● **WHAT THIS TASK INVOLVES**: Reply with one number only: the count of lines below that contain the word "Inresande".

Items listed in a dataset:
◆ ◆ ◆ ◆ ◆ ◆ ◆
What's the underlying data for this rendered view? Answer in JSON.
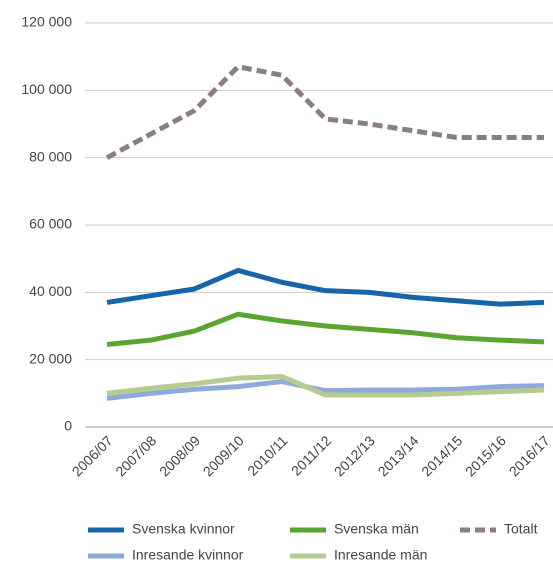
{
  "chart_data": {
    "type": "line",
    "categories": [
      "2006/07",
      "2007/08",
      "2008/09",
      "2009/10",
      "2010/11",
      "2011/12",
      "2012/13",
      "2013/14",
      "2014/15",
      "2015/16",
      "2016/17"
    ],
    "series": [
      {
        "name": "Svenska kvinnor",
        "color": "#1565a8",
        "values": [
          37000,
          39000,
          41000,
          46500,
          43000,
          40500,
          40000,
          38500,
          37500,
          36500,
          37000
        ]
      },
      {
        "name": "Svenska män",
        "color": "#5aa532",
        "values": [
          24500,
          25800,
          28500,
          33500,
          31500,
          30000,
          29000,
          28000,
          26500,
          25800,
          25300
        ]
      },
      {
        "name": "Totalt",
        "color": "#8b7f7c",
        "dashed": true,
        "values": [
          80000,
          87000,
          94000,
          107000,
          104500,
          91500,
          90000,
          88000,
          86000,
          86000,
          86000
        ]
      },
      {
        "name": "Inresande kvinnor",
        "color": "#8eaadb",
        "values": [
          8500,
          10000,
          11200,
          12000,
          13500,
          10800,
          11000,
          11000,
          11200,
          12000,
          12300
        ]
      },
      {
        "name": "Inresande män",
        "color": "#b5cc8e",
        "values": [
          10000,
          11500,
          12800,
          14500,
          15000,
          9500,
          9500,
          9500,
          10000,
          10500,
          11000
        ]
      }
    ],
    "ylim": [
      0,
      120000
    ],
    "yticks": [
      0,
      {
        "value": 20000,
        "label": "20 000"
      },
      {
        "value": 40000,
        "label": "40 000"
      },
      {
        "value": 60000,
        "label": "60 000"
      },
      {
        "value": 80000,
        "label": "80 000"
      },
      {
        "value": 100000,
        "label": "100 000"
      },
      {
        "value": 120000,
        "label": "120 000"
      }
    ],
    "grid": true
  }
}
◆ ◆ ◆ ◆ ◆ ◆ ◆
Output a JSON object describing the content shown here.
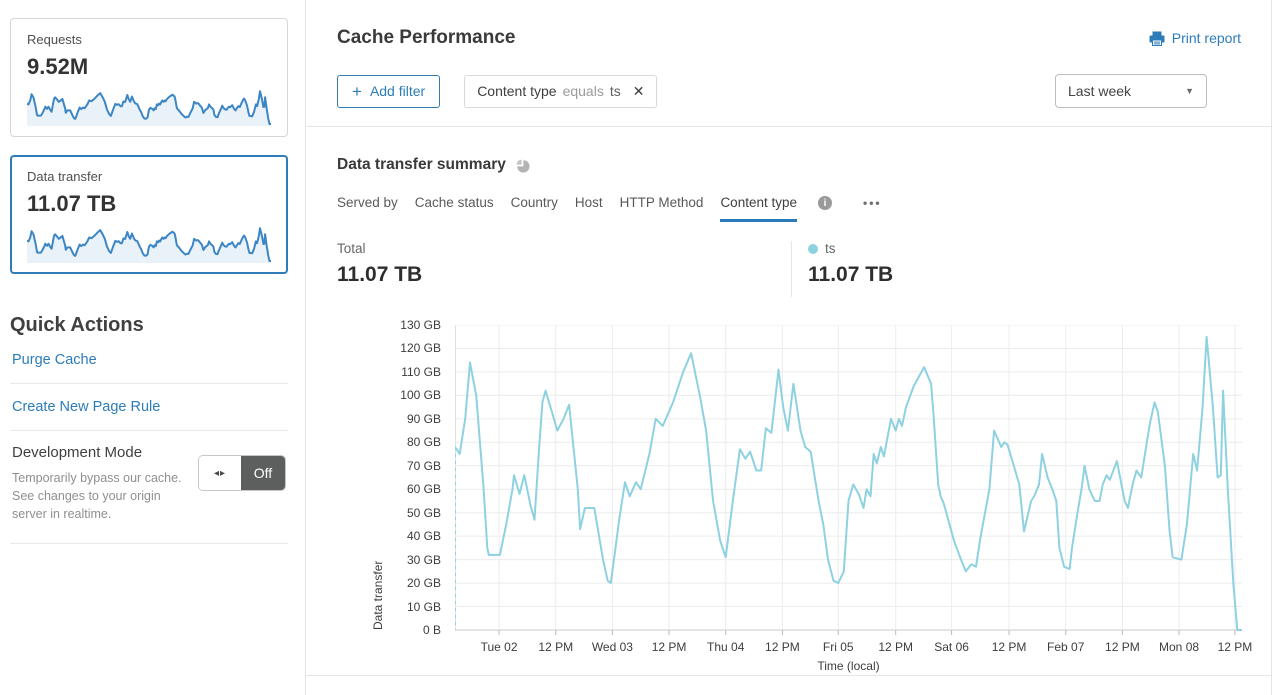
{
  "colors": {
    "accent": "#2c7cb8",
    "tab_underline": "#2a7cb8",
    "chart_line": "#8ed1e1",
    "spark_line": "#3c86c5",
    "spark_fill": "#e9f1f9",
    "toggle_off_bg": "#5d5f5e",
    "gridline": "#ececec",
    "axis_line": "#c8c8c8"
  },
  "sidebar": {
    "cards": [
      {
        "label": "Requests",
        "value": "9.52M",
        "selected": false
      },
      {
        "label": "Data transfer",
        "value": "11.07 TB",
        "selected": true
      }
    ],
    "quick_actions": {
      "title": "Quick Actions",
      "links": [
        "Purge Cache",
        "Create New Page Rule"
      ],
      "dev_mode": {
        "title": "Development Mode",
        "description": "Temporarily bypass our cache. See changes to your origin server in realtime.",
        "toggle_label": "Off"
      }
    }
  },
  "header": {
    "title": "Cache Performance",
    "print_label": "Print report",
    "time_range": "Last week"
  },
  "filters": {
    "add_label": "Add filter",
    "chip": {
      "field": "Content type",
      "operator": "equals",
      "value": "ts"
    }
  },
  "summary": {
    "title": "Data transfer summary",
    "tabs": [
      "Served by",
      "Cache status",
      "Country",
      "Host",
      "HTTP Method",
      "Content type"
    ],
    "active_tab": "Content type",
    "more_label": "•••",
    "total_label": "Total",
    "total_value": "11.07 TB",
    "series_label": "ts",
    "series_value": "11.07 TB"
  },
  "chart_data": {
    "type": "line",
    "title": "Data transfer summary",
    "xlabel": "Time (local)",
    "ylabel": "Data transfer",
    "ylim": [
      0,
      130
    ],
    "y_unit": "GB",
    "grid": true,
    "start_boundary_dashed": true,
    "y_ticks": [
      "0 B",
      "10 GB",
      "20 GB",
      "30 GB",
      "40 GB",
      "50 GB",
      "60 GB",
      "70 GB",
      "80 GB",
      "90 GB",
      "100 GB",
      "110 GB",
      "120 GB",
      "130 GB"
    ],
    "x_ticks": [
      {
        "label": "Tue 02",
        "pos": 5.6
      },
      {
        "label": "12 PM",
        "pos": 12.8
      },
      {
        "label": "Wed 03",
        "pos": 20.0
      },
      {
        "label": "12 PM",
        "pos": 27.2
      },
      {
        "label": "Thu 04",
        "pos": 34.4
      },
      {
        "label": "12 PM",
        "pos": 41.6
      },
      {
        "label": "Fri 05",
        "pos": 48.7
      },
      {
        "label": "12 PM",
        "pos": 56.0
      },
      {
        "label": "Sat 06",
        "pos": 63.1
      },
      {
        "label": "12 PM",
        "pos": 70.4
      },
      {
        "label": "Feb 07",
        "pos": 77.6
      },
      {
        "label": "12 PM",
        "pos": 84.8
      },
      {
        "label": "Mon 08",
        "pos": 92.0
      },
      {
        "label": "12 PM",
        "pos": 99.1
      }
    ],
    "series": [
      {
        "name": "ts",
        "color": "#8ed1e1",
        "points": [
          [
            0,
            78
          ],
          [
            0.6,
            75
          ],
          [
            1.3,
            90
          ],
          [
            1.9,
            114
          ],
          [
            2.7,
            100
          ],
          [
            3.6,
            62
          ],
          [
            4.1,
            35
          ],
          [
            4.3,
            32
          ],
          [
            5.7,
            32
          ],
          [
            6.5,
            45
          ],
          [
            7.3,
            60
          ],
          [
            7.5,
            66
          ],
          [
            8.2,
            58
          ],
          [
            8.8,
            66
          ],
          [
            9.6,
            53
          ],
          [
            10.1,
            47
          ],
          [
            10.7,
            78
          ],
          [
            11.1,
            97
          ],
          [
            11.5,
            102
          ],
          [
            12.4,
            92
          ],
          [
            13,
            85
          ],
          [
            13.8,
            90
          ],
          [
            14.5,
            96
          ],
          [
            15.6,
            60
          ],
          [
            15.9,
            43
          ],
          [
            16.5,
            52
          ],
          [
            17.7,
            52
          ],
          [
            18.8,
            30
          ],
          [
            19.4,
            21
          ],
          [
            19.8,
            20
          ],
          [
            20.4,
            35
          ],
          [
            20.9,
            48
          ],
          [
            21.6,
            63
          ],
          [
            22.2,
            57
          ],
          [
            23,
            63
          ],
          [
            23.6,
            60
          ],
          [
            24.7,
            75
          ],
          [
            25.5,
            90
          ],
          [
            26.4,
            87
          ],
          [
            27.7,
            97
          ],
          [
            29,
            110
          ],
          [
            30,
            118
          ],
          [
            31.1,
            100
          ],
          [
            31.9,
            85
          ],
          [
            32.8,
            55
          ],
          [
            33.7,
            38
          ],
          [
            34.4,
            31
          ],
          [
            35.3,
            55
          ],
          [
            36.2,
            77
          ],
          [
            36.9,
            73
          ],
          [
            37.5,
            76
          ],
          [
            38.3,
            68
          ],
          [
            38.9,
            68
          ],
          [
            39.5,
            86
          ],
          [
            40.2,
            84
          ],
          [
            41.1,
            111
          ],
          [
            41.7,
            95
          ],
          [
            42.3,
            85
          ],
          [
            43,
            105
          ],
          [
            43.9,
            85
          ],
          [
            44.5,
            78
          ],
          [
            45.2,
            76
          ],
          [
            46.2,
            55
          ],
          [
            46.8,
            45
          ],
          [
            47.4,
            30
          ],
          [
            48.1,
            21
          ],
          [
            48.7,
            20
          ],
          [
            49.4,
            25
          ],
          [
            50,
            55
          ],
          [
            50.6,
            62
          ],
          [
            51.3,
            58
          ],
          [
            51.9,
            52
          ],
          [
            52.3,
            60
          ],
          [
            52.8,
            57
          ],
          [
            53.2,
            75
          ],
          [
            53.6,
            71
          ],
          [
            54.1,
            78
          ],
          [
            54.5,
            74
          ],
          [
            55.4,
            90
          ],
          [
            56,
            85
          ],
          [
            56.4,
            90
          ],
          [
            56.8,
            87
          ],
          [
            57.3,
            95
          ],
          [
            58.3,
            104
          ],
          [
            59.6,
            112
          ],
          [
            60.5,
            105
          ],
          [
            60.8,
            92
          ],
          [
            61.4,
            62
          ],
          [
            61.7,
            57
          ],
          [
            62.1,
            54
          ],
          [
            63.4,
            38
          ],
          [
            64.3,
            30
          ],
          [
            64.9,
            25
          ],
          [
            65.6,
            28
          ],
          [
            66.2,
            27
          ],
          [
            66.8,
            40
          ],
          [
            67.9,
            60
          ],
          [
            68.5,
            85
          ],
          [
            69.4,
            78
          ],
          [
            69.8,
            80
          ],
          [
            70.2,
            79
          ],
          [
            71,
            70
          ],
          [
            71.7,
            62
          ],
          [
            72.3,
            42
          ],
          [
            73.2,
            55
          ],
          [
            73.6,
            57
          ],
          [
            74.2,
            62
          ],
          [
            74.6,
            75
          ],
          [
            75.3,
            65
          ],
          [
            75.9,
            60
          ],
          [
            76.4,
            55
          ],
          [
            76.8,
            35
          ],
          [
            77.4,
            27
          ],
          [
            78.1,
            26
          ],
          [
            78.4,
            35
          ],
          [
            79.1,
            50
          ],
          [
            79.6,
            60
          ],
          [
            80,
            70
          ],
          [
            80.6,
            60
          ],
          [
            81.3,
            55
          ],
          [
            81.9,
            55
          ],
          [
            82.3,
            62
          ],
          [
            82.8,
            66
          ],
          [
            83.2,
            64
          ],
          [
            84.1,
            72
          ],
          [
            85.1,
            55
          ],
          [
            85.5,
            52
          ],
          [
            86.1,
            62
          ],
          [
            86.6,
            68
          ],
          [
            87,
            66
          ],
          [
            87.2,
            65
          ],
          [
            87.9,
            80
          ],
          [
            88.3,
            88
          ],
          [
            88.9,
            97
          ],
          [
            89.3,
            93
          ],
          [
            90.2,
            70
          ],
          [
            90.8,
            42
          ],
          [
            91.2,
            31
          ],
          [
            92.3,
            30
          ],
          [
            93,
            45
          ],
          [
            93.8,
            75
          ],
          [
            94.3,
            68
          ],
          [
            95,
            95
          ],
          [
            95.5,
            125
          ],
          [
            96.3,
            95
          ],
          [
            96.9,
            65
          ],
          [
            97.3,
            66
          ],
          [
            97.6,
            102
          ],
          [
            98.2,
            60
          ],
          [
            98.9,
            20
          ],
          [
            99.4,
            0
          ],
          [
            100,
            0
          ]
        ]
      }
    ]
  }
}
◆ ◆ ◆ ◆ ◆ ◆ ◆
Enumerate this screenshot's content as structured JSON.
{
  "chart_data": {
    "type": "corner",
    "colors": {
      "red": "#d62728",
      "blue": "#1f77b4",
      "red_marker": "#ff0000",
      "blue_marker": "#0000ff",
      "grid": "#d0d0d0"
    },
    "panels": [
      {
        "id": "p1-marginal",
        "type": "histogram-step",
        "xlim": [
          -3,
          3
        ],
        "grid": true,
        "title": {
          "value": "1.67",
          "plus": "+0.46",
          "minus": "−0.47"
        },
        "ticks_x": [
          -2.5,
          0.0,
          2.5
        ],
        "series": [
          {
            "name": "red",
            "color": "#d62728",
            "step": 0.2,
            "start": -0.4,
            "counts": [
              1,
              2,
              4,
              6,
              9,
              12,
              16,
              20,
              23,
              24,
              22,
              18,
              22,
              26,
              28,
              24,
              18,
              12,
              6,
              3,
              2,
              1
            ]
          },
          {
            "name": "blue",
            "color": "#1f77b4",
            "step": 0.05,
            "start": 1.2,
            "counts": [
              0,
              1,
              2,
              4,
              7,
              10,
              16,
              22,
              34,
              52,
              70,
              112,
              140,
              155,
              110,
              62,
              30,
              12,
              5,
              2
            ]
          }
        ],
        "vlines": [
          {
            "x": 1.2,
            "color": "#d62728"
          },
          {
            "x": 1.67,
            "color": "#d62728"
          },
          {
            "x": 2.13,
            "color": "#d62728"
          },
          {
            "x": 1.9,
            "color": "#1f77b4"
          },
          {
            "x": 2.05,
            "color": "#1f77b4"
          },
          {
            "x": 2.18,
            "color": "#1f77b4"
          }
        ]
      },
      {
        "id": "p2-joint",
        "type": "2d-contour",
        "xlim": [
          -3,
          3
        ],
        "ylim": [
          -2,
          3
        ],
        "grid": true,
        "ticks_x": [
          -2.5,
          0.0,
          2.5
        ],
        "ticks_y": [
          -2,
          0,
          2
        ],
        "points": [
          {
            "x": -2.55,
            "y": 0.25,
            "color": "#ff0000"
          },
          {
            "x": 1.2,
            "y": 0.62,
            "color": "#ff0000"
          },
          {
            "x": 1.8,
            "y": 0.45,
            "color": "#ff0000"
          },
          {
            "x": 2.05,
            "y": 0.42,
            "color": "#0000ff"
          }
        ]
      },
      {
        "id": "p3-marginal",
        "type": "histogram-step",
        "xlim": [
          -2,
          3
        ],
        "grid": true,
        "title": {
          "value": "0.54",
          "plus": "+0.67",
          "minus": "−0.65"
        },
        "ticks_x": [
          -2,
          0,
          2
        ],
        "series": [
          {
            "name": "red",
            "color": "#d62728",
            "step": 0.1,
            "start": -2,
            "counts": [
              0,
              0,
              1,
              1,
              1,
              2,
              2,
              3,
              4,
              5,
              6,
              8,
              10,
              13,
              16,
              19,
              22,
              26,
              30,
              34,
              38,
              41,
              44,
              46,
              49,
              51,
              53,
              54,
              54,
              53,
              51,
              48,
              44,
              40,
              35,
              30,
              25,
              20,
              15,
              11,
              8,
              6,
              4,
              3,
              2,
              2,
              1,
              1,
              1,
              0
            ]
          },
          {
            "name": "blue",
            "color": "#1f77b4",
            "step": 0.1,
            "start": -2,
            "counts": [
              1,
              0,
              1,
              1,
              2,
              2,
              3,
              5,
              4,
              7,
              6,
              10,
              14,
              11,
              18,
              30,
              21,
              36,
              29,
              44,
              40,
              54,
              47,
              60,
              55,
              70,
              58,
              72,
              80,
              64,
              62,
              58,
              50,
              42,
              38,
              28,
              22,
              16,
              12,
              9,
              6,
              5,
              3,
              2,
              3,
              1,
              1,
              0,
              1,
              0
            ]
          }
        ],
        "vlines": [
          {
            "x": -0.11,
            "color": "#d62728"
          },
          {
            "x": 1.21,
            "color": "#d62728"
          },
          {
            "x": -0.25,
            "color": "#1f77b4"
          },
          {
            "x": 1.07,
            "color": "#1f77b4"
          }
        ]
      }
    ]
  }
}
◆ ◆ ◆ ◆ ◆ ◆ ◆
● **EXERCISE RESULT**: 2